What to do:
I would like every entry below written out exactly.

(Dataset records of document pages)
========================================

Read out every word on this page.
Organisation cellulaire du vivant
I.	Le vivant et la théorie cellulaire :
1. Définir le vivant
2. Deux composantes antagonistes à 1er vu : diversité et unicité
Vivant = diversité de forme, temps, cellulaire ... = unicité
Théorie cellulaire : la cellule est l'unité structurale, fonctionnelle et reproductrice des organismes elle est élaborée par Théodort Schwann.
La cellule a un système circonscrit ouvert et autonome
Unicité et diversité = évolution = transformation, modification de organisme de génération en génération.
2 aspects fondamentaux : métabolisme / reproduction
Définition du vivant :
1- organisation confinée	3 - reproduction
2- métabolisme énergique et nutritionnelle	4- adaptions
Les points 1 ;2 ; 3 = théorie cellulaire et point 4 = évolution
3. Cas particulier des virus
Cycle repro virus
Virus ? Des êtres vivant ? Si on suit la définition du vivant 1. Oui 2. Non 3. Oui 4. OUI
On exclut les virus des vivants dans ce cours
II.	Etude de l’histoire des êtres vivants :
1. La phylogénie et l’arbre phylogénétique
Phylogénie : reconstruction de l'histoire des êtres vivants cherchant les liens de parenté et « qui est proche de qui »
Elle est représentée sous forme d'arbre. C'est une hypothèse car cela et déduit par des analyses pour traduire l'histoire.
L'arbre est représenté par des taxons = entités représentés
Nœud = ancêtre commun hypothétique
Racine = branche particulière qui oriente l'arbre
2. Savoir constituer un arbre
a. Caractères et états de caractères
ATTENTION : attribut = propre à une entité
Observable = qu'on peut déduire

========================================

Task response:
Read out every word on this page.
Organisation cellulaire du vivant
I.	Le vivant et la théorie cellulaire :
1. Définir le vivant
2. Deux composantes antagonistes à 1er vu : diversité et unicité
Vivant = diversité de forme, temps, cellulaire ... = unicité
Théorie cellulaire : la cellule est l'unité structurale, fonctionnelle et reproductrice des organismes elle est élaborée par Théodort Schwann.
La cellule a un système circonscrit ouvert et autonome
Unicité et diversité = évolution = transformation, modification de organisme de génération en génération.
2 aspects fondamentaux : métabolisme / reproduction
Définition du vivant :
1- organisation confinée	3 - reproduction
2- métabolisme énergique et nutritionnelle	4- adaptions
Les points 1 ;2 ; 3 = théorie cellulaire et point 4 = évolution
3. Cas particulier des virus
Cycle repro virus
Virus ? Des êtres vivant ? Si on suit la définition du vivant 1. Oui 2. Non 3. Oui 4. OUI
On exclut les virus des vivants dans ce cours
II.	Etude de l’histoire des êtres vivants :
1. La phylogénie et l’arbre phylogénétique
Phylogénie : reconstruction de l'histoire des êtres vivants cherchant les liens de parenté et « qui est proche de qui »
Elle est représentée sous forme d'arbre. C'est une hypothèse car cela et déduit par des analyses pour traduire l'histoire.
L'arbre est représenté par des taxons = entités représentés
Nœud = ancêtre commun hypothétique
Racine = branche particulière qui oriente l'arbre
2. Savoir constituer un arbre
a. Caractères et états de caractères
ATTENTION : attribut = propre à une entité
Observable = qu'on peut déduire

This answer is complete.